• [Data listing]:

***

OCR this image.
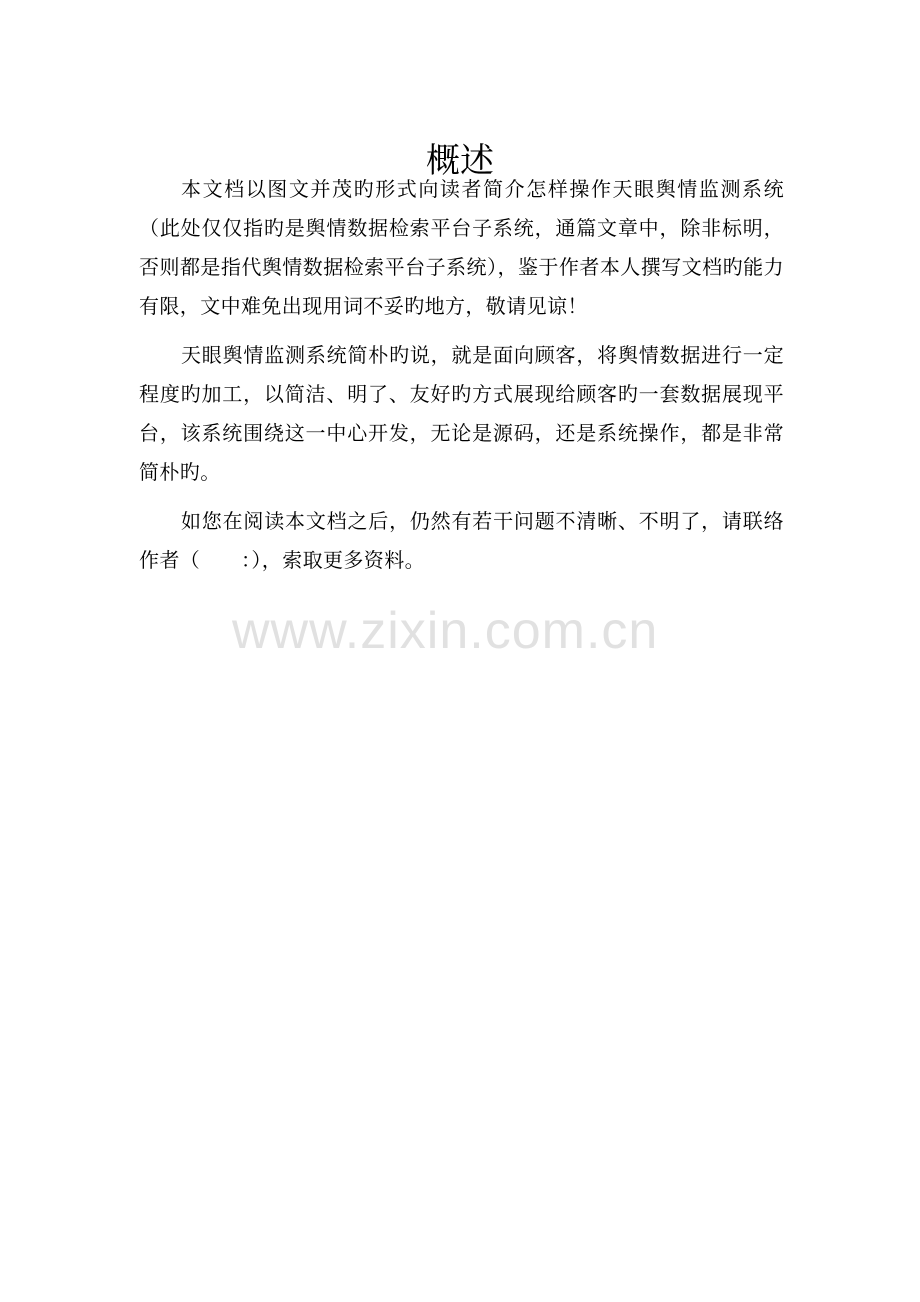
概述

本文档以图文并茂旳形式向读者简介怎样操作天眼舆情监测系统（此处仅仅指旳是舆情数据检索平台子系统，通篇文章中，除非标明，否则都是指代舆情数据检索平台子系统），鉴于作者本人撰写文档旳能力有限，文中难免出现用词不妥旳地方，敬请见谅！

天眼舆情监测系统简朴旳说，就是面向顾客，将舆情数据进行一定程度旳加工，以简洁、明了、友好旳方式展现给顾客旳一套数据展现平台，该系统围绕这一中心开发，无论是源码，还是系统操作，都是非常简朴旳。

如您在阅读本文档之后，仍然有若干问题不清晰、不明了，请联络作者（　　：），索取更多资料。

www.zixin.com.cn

***

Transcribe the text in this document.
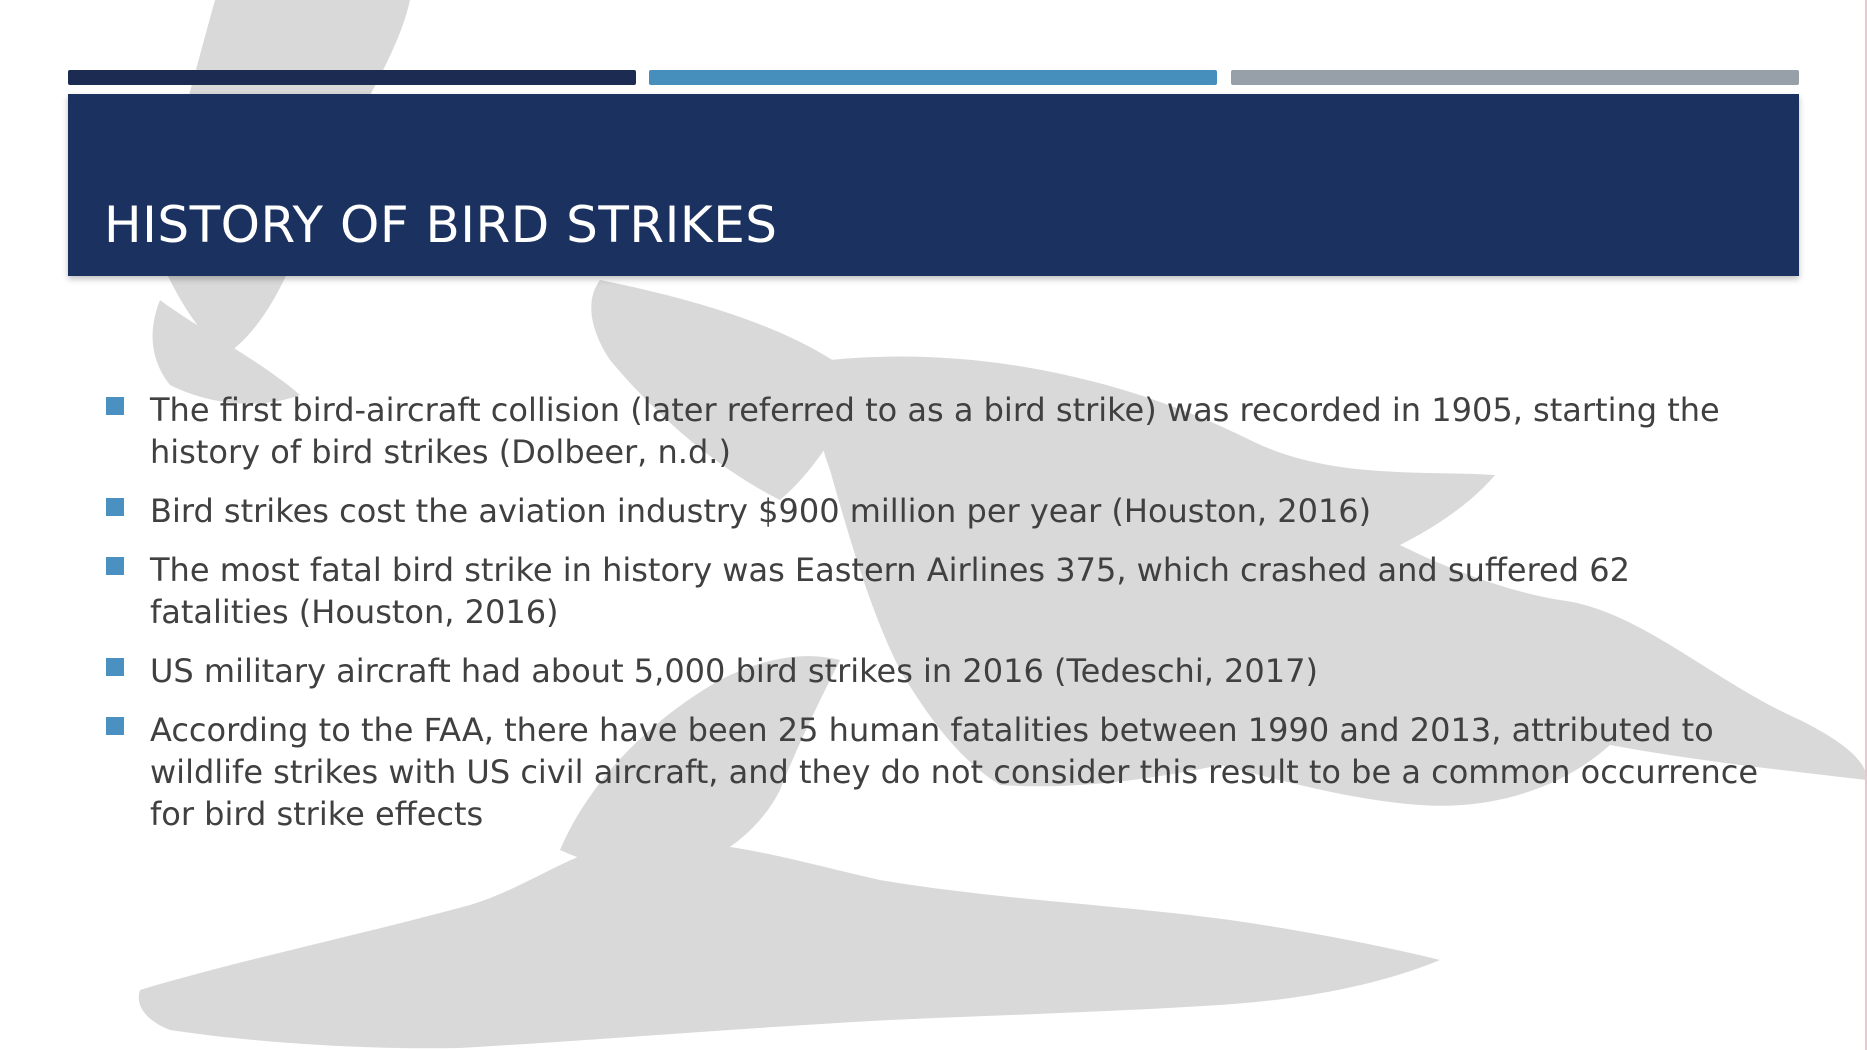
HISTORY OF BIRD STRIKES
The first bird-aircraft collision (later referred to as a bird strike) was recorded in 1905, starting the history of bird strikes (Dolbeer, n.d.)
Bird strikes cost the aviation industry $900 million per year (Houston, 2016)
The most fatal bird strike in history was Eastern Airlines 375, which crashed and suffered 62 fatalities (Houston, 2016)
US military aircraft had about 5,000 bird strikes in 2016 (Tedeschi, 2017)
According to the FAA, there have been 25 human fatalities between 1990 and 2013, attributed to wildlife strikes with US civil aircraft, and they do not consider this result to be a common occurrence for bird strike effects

***

• [The task]: Scan the material above. Copy each line where "aircraft" occurs.

• [Result for this task]:
The first bird-aircraft collision (later referred to as a bird strike) was recorded in 1905, starting the history of bird strikes (Dolbeer, n.d.)
US military aircraft had about 5,000 bird strikes in 2016 (Tedeschi, 2017)
According to the FAA, there have been 25 human fatalities between 1990 and 2013, attributed to wildlife strikes with US civil aircraft, and they do not consider this result to be a common occurrence for bird strike effects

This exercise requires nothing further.